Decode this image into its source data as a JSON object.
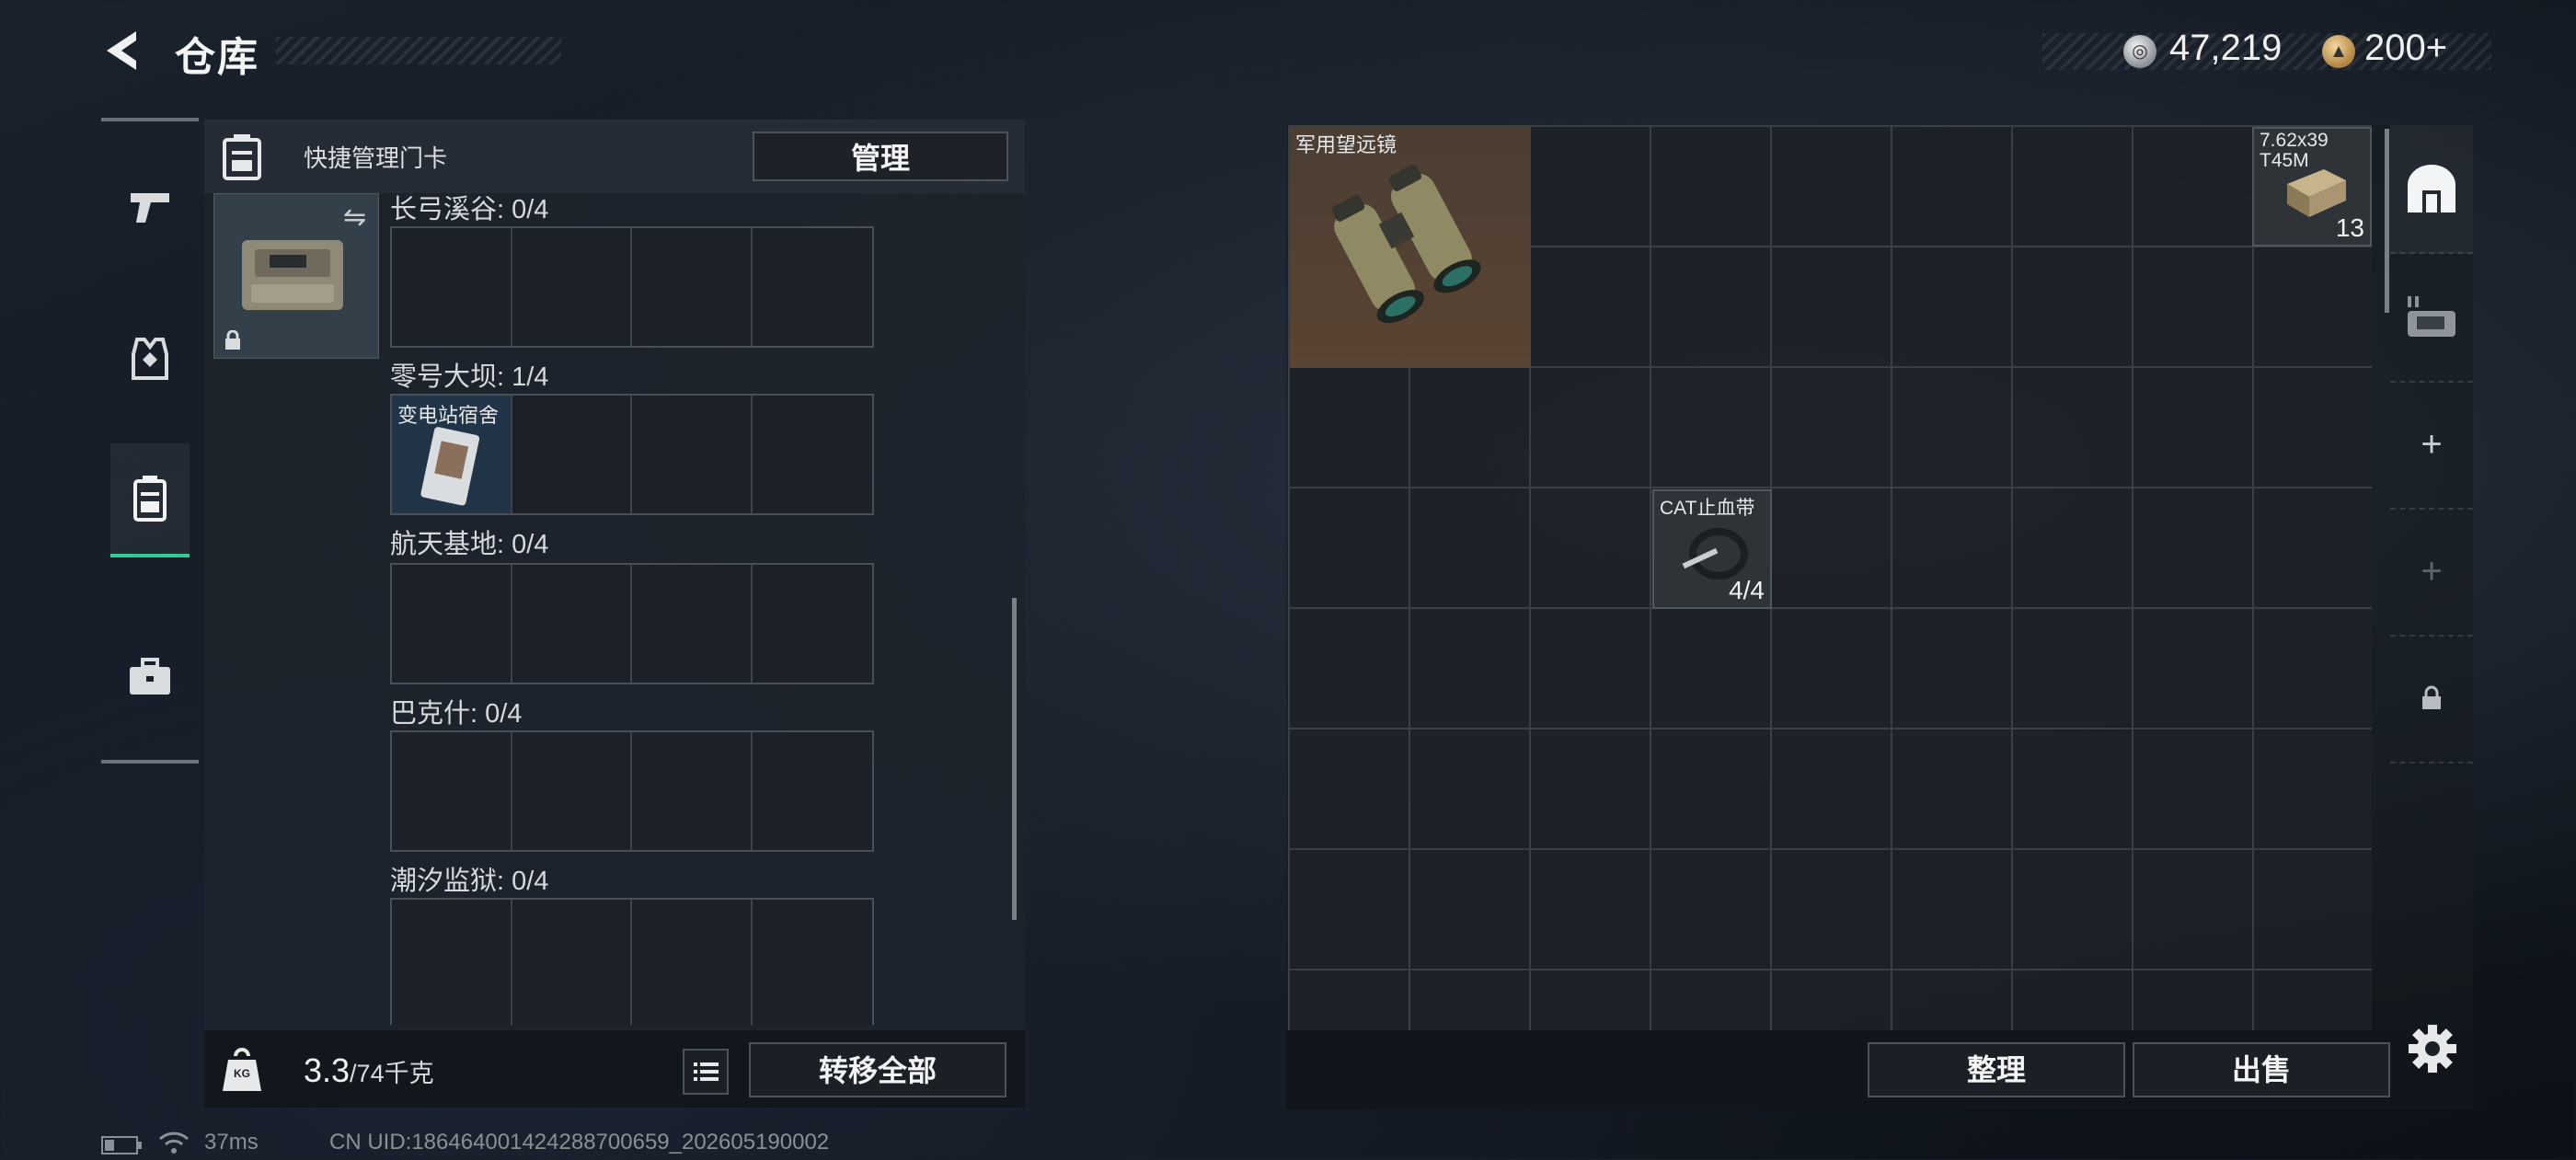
{
  "header": {
    "title": "仓库",
    "currency": [
      {
        "icon": "silver-coin-icon",
        "value": "47,219"
      },
      {
        "icon": "gold-coin-icon",
        "value": "200+"
      }
    ]
  },
  "left_panel": {
    "header_title": "快捷管理门卡",
    "manage_label": "管理",
    "sections": [
      {
        "label": "长弓溪谷: 0/4",
        "slots": []
      },
      {
        "label": "零号大坝: 1/4",
        "slots": [
          {
            "name": "变电站宿舍"
          }
        ]
      },
      {
        "label": "航天基地: 0/4",
        "slots": []
      },
      {
        "label": "巴克什: 0/4",
        "slots": []
      },
      {
        "label": "潮汐监狱: 0/4",
        "slots": []
      }
    ],
    "weight": {
      "current": "3.3",
      "max": "/74千克",
      "icon_label": "KG"
    },
    "transfer_all_label": "转移全部"
  },
  "stash": {
    "items": [
      {
        "name": "军用望远镜",
        "count": ""
      },
      {
        "name": "7.62x39\nT45M",
        "count": "13"
      },
      {
        "name": "CAT止血带",
        "count": "4/4"
      }
    ],
    "sort_label": "整理",
    "sell_label": "出售"
  },
  "status_bar": {
    "ping": "37ms",
    "uid": "CN UID:186464001424288700659_202605190002"
  },
  "colors": {
    "accent": "#2ecc8f",
    "panel": "#1e242c"
  }
}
++++++++++
* [Exercise prompt]
Using the material above, gather every line that includes "name".

* [Answer to this problem]
            "name": "变电站宿舍"
        "name": "军用望远镜",
        "name": "7.62x39\nT45M",
        "name": "CAT止血带",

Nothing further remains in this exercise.